== Segment start ==

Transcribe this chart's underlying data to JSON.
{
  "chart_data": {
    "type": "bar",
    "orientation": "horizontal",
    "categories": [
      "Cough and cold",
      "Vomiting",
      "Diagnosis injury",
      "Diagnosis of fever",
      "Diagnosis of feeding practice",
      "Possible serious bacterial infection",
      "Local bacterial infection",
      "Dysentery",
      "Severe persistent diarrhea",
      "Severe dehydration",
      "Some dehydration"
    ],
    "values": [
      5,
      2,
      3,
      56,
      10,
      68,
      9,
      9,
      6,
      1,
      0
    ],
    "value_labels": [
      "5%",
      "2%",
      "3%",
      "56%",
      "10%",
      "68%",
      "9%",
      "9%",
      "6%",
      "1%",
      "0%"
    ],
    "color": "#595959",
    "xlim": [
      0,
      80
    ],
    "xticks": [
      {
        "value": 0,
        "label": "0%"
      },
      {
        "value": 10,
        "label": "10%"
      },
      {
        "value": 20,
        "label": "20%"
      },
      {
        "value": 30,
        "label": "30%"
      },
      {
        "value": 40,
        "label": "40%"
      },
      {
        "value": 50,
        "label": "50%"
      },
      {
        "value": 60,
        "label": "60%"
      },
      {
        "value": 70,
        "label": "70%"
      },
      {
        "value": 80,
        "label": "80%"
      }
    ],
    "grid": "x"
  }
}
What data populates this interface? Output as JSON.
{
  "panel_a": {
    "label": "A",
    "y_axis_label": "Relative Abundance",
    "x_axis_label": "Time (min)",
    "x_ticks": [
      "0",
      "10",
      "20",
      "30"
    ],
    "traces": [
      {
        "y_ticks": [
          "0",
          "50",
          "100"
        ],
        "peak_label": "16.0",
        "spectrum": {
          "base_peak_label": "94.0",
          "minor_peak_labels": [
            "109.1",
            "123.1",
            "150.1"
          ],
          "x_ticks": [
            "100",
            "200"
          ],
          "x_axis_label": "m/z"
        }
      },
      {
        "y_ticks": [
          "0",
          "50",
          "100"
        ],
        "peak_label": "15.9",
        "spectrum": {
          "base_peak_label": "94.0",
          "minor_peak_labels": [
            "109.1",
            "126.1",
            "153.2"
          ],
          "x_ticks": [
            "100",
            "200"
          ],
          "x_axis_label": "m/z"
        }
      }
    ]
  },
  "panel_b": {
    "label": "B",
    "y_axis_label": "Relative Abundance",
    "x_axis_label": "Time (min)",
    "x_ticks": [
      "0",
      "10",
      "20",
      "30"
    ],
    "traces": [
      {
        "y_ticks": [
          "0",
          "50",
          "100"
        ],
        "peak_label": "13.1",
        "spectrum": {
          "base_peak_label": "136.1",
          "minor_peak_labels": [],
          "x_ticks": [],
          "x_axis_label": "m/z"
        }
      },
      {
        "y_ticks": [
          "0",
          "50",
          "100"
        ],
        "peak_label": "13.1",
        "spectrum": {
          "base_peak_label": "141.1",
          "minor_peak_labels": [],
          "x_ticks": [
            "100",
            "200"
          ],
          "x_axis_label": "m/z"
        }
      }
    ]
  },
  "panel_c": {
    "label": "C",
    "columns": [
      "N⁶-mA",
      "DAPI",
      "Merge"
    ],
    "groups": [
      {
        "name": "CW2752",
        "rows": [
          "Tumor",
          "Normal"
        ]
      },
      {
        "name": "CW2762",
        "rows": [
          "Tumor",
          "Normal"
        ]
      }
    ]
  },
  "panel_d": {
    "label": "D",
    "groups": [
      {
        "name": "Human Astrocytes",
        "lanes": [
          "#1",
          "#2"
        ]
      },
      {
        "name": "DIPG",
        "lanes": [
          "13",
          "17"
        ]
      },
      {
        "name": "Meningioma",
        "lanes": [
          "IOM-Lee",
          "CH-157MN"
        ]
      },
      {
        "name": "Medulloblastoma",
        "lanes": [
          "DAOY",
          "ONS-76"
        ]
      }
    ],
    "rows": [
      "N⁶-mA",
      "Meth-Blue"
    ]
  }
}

== Segment end ==

Exercise brief —
List every line above that contains the word "Diagnosis".

Result for this exercise —
      "Diagnosis injury",
      "Diagnosis of fever",
      "Diagnosis of feeding practice",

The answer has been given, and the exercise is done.